■ **AIM OF THE TASK**
Go through the records underneath and write each one out again exactly.

Data entries:
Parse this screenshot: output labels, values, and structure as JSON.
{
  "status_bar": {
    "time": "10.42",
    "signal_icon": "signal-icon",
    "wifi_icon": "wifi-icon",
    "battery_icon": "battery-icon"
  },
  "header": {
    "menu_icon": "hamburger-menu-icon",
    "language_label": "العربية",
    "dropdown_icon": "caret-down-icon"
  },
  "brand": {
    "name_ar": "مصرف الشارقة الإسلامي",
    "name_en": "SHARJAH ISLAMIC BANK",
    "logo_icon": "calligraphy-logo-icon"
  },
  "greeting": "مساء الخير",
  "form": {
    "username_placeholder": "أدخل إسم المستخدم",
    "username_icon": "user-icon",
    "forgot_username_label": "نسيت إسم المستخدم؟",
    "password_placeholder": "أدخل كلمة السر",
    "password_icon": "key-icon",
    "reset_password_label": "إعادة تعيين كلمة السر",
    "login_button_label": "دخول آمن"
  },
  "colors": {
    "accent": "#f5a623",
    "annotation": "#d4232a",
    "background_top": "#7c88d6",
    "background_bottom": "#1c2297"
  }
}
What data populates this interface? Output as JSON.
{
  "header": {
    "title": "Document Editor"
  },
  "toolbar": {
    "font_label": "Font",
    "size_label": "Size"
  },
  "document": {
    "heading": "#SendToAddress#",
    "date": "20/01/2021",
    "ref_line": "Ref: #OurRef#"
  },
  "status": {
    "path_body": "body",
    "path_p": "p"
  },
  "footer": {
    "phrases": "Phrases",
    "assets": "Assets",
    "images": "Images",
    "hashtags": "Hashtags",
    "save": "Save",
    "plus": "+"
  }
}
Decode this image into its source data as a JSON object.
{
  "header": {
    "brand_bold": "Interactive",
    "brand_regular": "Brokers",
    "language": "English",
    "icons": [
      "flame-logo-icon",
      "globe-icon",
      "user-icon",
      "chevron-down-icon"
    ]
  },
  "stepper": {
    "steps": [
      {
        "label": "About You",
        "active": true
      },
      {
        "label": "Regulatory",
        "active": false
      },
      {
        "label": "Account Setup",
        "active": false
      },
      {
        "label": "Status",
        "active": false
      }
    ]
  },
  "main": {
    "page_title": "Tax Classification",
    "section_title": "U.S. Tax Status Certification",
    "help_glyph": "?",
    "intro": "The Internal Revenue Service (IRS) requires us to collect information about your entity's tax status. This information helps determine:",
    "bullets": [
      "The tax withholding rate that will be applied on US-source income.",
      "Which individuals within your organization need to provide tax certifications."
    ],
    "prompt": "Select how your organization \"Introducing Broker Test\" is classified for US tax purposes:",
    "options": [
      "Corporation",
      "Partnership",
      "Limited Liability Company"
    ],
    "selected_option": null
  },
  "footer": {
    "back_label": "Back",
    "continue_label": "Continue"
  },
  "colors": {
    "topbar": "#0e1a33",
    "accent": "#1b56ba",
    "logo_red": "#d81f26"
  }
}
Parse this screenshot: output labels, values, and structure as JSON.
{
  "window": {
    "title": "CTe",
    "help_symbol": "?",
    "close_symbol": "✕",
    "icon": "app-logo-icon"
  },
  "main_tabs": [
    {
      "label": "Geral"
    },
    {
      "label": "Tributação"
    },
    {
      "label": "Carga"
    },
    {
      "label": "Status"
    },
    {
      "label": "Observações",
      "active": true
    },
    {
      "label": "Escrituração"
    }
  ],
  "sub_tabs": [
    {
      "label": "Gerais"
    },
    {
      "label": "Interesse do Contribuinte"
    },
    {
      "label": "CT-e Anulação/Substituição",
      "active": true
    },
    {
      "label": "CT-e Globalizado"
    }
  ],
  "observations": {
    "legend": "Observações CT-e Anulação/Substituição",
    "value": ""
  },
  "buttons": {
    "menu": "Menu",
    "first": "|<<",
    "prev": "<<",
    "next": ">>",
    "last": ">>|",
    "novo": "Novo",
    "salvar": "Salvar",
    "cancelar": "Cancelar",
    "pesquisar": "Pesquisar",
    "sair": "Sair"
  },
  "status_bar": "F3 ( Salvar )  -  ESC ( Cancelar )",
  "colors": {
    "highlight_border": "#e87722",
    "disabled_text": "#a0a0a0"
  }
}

■ **ANSWER TO THE TASK**
Parse this screenshot: output labels, values, and structure as JSON.
{
  "status_bar": {
    "time": "10.42",
    "signal_icon": "signal-icon",
    "wifi_icon": "wifi-icon",
    "battery_icon": "battery-icon"
  },
  "header": {
    "menu_icon": "hamburger-menu-icon",
    "language_label": "العربية",
    "dropdown_icon": "caret-down-icon"
  },
  "brand": {
    "name_ar": "مصرف الشارقة الإسلامي",
    "name_en": "SHARJAH ISLAMIC BANK",
    "logo_icon": "calligraphy-logo-icon"
  },
  "greeting": "مساء الخير",
  "form": {
    "username_placeholder": "أدخل إسم المستخدم",
    "username_icon": "user-icon",
    "forgot_username_label": "نسيت إسم المستخدم؟",
    "password_placeholder": "أدخل كلمة السر",
    "password_icon": "key-icon",
    "reset_password_label": "إعادة تعيين كلمة السر",
    "login_button_label": "دخول آمن"
  },
  "colors": {
    "accent": "#f5a623",
    "annotation": "#d4232a",
    "background_top": "#7c88d6",
    "background_bottom": "#1c2297"
  }
}
What data populates this interface? Output as JSON.
{
  "header": {
    "title": "Document Editor"
  },
  "toolbar": {
    "font_label": "Font",
    "size_label": "Size"
  },
  "document": {
    "heading": "#SendToAddress#",
    "date": "20/01/2021",
    "ref_line": "Ref: #OurRef#"
  },
  "status": {
    "path_body": "body",
    "path_p": "p"
  },
  "footer": {
    "phrases": "Phrases",
    "assets": "Assets",
    "images": "Images",
    "hashtags": "Hashtags",
    "save": "Save",
    "plus": "+"
  }
}
Decode this image into its source data as a JSON object.
{
  "header": {
    "brand_bold": "Interactive",
    "brand_regular": "Brokers",
    "language": "English",
    "icons": [
      "flame-logo-icon",
      "globe-icon",
      "user-icon",
      "chevron-down-icon"
    ]
  },
  "stepper": {
    "steps": [
      {
        "label": "About You",
        "active": true
      },
      {
        "label": "Regulatory",
        "active": false
      },
      {
        "label": "Account Setup",
        "active": false
      },
      {
        "label": "Status",
        "active": false
      }
    ]
  },
  "main": {
    "page_title": "Tax Classification",
    "section_title": "U.S. Tax Status Certification",
    "help_glyph": "?",
    "intro": "The Internal Revenue Service (IRS) requires us to collect information about your entity's tax status. This information helps determine:",
    "bullets": [
      "The tax withholding rate that will be applied on US-source income.",
      "Which individuals within your organization need to provide tax certifications."
    ],
    "prompt": "Select how your organization \"Introducing Broker Test\" is classified for US tax purposes:",
    "options": [
      "Corporation",
      "Partnership",
      "Limited Liability Company"
    ],
    "selected_option": null
  },
  "footer": {
    "back_label": "Back",
    "continue_label": "Continue"
  },
  "colors": {
    "topbar": "#0e1a33",
    "accent": "#1b56ba",
    "logo_red": "#d81f26"
  }
}
Parse this screenshot: output labels, values, and structure as JSON.
{
  "window": {
    "title": "CTe",
    "help_symbol": "?",
    "close_symbol": "✕",
    "icon": "app-logo-icon"
  },
  "main_tabs": [
    {
      "label": "Geral"
    },
    {
      "label": "Tributação"
    },
    {
      "label": "Carga"
    },
    {
      "label": "Status"
    },
    {
      "label": "Observações",
      "active": true
    },
    {
      "label": "Escrituração"
    }
  ],
  "sub_tabs": [
    {
      "label": "Gerais"
    },
    {
      "label": "Interesse do Contribuinte"
    },
    {
      "label": "CT-e Anulação/Substituição",
      "active": true
    },
    {
      "label": "CT-e Globalizado"
    }
  ],
  "observations": {
    "legend": "Observações CT-e Anulação/Substituição",
    "value": ""
  },
  "buttons": {
    "menu": "Menu",
    "first": "|<<",
    "prev": "<<",
    "next": ">>",
    "last": ">>|",
    "novo": "Novo",
    "salvar": "Salvar",
    "cancelar": "Cancelar",
    "pesquisar": "Pesquisar",
    "sair": "Sair"
  },
  "status_bar": "F3 ( Salvar )  -  ESC ( Cancelar )",
  "colors": {
    "highlight_border": "#e87722",
    "disabled_text": "#a0a0a0"
  }
}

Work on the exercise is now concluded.